▸ **What you should do**: Images excluded, repeat each entry below exactly.

Dataset entries on figures:
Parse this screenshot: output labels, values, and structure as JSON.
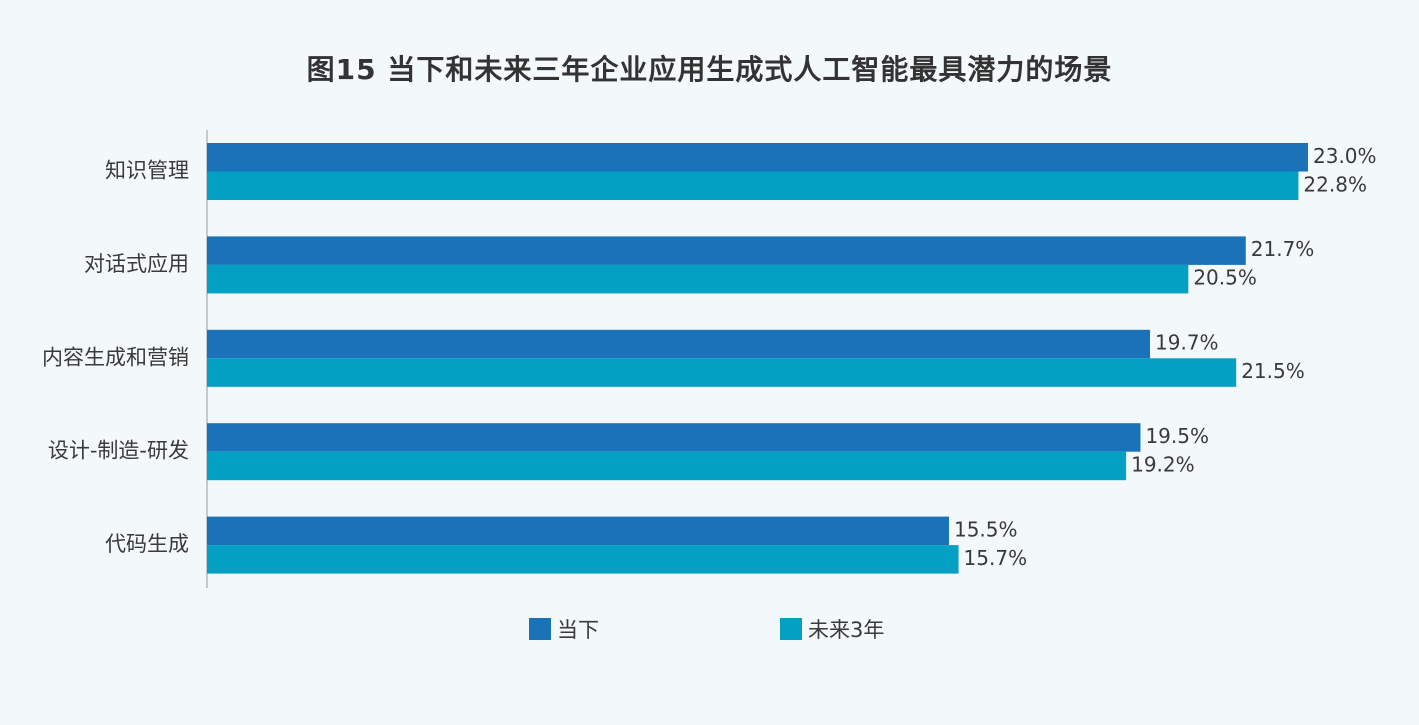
{
  "title": "图15 当下和未来三年企业应用生成式人工智能最具潜力的场景",
  "colors": {
    "current": "#1a73b8",
    "future": "#03a0c4",
    "axis": "#c8c8c8",
    "background": "#f3f8fb"
  },
  "chart_data": {
    "type": "bar",
    "orientation": "horizontal",
    "title": "图15 当下和未来三年企业应用生成式人工智能最具潜力的场景",
    "categories": [
      "知识管理",
      "对话式应用",
      "内容生成和营销",
      "设计-制造-研发",
      "代码生成"
    ],
    "series": [
      {
        "name": "当下",
        "values": [
          23.0,
          21.7,
          19.7,
          19.5,
          15.5
        ],
        "labels": [
          "23.0%",
          "21.7%",
          "19.7%",
          "19.5%",
          "15.5%"
        ]
      },
      {
        "name": "未来3年",
        "values": [
          22.8,
          20.5,
          21.5,
          19.2,
          15.7
        ],
        "labels": [
          "22.8%",
          "20.5%",
          "21.5%",
          "19.2%",
          "15.7%"
        ]
      }
    ],
    "xlim": [
      0,
      23.0
    ],
    "grid": false,
    "legend_position": "bottom"
  }
}
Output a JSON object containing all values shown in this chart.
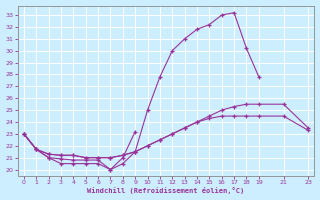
{
  "background_color": "#cceeff",
  "grid_color": "#aaddcc",
  "line_color": "#993399",
  "xlabel": "Windchill (Refroidissement éolien,°C)",
  "xlim": [
    -0.5,
    23.5
  ],
  "ylim": [
    19.5,
    33.8
  ],
  "yticks": [
    20,
    21,
    22,
    23,
    24,
    25,
    26,
    27,
    28,
    29,
    30,
    31,
    32,
    33
  ],
  "xticks": [
    0,
    1,
    2,
    3,
    4,
    5,
    6,
    7,
    8,
    9,
    10,
    11,
    12,
    13,
    14,
    15,
    16,
    17,
    18,
    19,
    21,
    23
  ],
  "series_x": [
    [
      0,
      1,
      2,
      3,
      4,
      5,
      6,
      7,
      8,
      9,
      10,
      11,
      12,
      13,
      14,
      15,
      16,
      17,
      18,
      19
    ],
    [
      0,
      1,
      2,
      3,
      4,
      5,
      6,
      7,
      8,
      9
    ],
    [
      0,
      1,
      2,
      3,
      4,
      5,
      6,
      7,
      8,
      9,
      10,
      11,
      12,
      13,
      14,
      15,
      16,
      17,
      18,
      19,
      21,
      23
    ],
    [
      0,
      1,
      2,
      3,
      4,
      5,
      6,
      7,
      8,
      9,
      10,
      11,
      12,
      13,
      14,
      15,
      16,
      17,
      18,
      19,
      21,
      23
    ]
  ],
  "series_y": [
    [
      23.0,
      21.7,
      21.0,
      20.5,
      20.5,
      20.5,
      20.5,
      20.0,
      20.5,
      21.5,
      25.0,
      27.8,
      30.0,
      31.0,
      31.8,
      32.2,
      33.0,
      33.2,
      30.2,
      27.8
    ],
    [
      23.0,
      21.7,
      21.0,
      20.9,
      20.8,
      20.8,
      20.8,
      20.0,
      21.0,
      23.2
    ],
    [
      23.0,
      21.7,
      21.3,
      21.2,
      21.2,
      21.0,
      21.0,
      21.0,
      21.2,
      21.5,
      22.0,
      22.5,
      23.0,
      23.5,
      24.0,
      24.5,
      25.0,
      25.3,
      25.5,
      25.5,
      25.5,
      23.5
    ],
    [
      23.0,
      21.7,
      21.3,
      21.2,
      21.2,
      21.0,
      21.0,
      21.0,
      21.2,
      21.5,
      22.0,
      22.5,
      23.0,
      23.5,
      24.0,
      24.3,
      24.5,
      24.5,
      24.5,
      24.5,
      24.5,
      23.3
    ]
  ]
}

▸ **Finished exercise**:
Parse this screenshot: output labels, values, and structure as JSON.
{
  "title": "图15 当下和未来三年企业应用生成式人工智能最具潜力的场景",
  "colors": {
    "current": "#1a73b8",
    "future": "#03a0c4",
    "axis": "#c8c8c8",
    "background": "#f3f8fb"
  },
  "chart_data": {
    "type": "bar",
    "orientation": "horizontal",
    "title": "图15 当下和未来三年企业应用生成式人工智能最具潜力的场景",
    "categories": [
      "知识管理",
      "对话式应用",
      "内容生成和营销",
      "设计-制造-研发",
      "代码生成"
    ],
    "series": [
      {
        "name": "当下",
        "values": [
          23.0,
          21.7,
          19.7,
          19.5,
          15.5
        ],
        "labels": [
          "23.0%",
          "21.7%",
          "19.7%",
          "19.5%",
          "15.5%"
        ]
      },
      {
        "name": "未来3年",
        "values": [
          22.8,
          20.5,
          21.5,
          19.2,
          15.7
        ],
        "labels": [
          "22.8%",
          "20.5%",
          "21.5%",
          "19.2%",
          "15.7%"
        ]
      }
    ],
    "xlim": [
      0,
      23.0
    ],
    "grid": false,
    "legend_position": "bottom"
  }
}
Output a JSON object containing all values shown in this chart.
{
  "background_color": "#cceeff",
  "grid_color": "#aaddcc",
  "line_color": "#993399",
  "xlabel": "Windchill (Refroidissement éolien,°C)",
  "xlim": [
    -0.5,
    23.5
  ],
  "ylim": [
    19.5,
    33.8
  ],
  "yticks": [
    20,
    21,
    22,
    23,
    24,
    25,
    26,
    27,
    28,
    29,
    30,
    31,
    32,
    33
  ],
  "xticks": [
    0,
    1,
    2,
    3,
    4,
    5,
    6,
    7,
    8,
    9,
    10,
    11,
    12,
    13,
    14,
    15,
    16,
    17,
    18,
    19,
    21,
    23
  ],
  "series_x": [
    [
      0,
      1,
      2,
      3,
      4,
      5,
      6,
      7,
      8,
      9,
      10,
      11,
      12,
      13,
      14,
      15,
      16,
      17,
      18,
      19
    ],
    [
      0,
      1,
      2,
      3,
      4,
      5,
      6,
      7,
      8,
      9
    ],
    [
      0,
      1,
      2,
      3,
      4,
      5,
      6,
      7,
      8,
      9,
      10,
      11,
      12,
      13,
      14,
      15,
      16,
      17,
      18,
      19,
      21,
      23
    ],
    [
      0,
      1,
      2,
      3,
      4,
      5,
      6,
      7,
      8,
      9,
      10,
      11,
      12,
      13,
      14,
      15,
      16,
      17,
      18,
      19,
      21,
      23
    ]
  ],
  "series_y": [
    [
      23.0,
      21.7,
      21.0,
      20.5,
      20.5,
      20.5,
      20.5,
      20.0,
      20.5,
      21.5,
      25.0,
      27.8,
      30.0,
      31.0,
      31.8,
      32.2,
      33.0,
      33.2,
      30.2,
      27.8
    ],
    [
      23.0,
      21.7,
      21.0,
      20.9,
      20.8,
      20.8,
      20.8,
      20.0,
      21.0,
      23.2
    ],
    [
      23.0,
      21.7,
      21.3,
      21.2,
      21.2,
      21.0,
      21.0,
      21.0,
      21.2,
      21.5,
      22.0,
      22.5,
      23.0,
      23.5,
      24.0,
      24.5,
      25.0,
      25.3,
      25.5,
      25.5,
      25.5,
      23.5
    ],
    [
      23.0,
      21.7,
      21.3,
      21.2,
      21.2,
      21.0,
      21.0,
      21.0,
      21.2,
      21.5,
      22.0,
      22.5,
      23.0,
      23.5,
      24.0,
      24.3,
      24.5,
      24.5,
      24.5,
      24.5,
      24.5,
      23.3
    ]
  ]
}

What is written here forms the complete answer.